--- START ---
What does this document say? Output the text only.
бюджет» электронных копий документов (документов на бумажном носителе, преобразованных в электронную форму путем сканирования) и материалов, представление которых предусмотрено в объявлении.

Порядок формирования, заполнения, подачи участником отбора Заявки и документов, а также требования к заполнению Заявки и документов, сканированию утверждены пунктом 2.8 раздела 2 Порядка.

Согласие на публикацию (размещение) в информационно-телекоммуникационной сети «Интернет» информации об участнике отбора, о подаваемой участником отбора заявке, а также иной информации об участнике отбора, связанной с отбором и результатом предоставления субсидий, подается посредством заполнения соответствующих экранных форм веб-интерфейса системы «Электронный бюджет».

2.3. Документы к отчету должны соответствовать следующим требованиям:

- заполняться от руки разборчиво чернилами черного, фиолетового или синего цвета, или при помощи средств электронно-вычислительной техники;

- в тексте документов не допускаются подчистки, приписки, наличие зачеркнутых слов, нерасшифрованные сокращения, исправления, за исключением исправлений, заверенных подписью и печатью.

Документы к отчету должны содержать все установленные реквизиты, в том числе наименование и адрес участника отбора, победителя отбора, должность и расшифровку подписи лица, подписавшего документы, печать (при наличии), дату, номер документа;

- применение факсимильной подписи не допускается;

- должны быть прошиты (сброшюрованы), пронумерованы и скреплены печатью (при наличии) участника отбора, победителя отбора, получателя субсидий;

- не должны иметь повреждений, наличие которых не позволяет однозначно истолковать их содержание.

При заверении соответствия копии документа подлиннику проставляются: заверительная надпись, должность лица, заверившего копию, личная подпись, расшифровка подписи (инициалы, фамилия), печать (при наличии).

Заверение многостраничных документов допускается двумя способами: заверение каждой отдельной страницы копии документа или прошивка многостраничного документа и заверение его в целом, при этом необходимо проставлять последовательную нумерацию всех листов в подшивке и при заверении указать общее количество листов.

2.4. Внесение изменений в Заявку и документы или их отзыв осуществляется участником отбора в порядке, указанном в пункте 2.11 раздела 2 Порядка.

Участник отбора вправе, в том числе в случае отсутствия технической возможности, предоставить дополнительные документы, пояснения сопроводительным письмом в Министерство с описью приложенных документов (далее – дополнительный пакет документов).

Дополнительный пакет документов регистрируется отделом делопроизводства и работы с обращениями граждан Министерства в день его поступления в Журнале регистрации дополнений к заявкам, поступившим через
--- END ---
--- START ---
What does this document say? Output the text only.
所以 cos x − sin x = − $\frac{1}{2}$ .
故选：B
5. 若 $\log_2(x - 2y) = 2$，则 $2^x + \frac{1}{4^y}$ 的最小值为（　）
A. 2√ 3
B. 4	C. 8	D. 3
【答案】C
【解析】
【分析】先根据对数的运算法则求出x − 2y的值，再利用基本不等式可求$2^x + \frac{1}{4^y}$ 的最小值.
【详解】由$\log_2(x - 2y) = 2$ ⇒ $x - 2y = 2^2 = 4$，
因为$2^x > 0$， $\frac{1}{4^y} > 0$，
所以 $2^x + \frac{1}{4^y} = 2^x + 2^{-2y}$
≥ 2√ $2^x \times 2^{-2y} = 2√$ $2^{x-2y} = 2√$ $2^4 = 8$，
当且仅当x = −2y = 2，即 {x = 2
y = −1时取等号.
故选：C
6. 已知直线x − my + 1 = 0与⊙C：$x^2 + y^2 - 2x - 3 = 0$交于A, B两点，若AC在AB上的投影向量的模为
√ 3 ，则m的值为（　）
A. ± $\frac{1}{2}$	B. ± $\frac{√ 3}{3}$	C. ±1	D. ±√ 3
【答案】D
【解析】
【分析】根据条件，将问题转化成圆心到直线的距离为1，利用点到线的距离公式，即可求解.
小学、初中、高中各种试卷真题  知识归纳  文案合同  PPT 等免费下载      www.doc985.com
--- END ---
--- START ---
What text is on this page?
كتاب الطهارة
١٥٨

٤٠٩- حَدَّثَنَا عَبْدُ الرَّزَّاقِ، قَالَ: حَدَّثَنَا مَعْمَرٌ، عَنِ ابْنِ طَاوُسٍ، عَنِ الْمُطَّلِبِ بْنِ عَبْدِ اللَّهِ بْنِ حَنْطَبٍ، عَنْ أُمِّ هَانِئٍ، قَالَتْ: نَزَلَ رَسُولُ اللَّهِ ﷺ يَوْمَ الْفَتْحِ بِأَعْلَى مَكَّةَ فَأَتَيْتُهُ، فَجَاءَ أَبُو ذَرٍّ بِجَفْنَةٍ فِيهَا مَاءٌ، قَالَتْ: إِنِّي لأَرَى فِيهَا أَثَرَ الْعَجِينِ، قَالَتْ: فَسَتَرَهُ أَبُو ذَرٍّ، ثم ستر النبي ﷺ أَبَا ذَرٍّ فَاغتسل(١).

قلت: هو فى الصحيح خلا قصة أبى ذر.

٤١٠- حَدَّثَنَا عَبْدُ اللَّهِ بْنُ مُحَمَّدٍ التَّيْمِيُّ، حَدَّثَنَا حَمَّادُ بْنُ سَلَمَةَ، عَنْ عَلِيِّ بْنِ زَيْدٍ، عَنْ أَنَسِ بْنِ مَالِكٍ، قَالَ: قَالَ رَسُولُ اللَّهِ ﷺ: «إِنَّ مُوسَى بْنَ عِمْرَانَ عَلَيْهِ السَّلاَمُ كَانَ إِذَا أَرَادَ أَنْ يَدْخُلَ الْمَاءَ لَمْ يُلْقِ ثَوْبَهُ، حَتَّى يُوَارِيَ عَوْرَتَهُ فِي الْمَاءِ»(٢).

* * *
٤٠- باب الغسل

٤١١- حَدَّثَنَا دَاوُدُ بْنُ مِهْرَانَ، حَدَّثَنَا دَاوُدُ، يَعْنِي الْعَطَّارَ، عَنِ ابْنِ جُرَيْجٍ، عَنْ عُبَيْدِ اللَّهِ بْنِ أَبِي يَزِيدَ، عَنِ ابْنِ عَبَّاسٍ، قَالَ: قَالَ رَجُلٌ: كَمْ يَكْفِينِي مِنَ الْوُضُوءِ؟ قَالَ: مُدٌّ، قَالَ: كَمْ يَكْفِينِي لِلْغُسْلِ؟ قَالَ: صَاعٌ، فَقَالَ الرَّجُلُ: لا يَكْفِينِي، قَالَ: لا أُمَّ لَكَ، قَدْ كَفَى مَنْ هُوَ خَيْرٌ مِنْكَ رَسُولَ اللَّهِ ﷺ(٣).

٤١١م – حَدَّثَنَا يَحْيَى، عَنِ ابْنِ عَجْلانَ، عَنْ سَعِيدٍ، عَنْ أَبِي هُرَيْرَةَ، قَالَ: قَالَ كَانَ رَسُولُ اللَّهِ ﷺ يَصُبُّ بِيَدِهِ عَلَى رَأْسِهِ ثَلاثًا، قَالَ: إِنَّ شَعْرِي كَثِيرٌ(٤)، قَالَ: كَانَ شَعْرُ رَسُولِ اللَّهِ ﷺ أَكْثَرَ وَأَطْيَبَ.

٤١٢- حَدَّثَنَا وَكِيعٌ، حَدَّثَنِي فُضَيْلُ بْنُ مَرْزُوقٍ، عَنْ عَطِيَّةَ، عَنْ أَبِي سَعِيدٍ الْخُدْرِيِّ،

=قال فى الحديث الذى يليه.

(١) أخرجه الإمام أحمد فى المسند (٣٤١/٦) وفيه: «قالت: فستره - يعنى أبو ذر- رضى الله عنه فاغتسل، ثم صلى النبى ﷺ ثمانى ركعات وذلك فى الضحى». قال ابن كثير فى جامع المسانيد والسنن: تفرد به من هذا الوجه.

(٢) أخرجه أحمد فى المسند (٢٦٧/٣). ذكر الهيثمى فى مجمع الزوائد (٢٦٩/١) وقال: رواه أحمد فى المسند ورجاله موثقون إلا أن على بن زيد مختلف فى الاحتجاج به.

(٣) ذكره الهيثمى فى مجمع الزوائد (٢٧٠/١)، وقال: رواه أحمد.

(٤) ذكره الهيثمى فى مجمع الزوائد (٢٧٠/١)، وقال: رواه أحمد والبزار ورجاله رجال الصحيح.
--- END ---
-- JOB --
Scan the listing above. Collect all lines with the word "ذكره".

-- SOLUTION TO THIS PROBLEM --
(٣) ذكره الهيثمى فى مجمع الزوائد (٢٧٠/١)، وقال: رواه أحمد.
(٤) ذكره الهيثمى فى مجمع الزوائد (٢٧٠/١)، وقال: رواه أحمد والبزار ورجاله رجال الصحيح.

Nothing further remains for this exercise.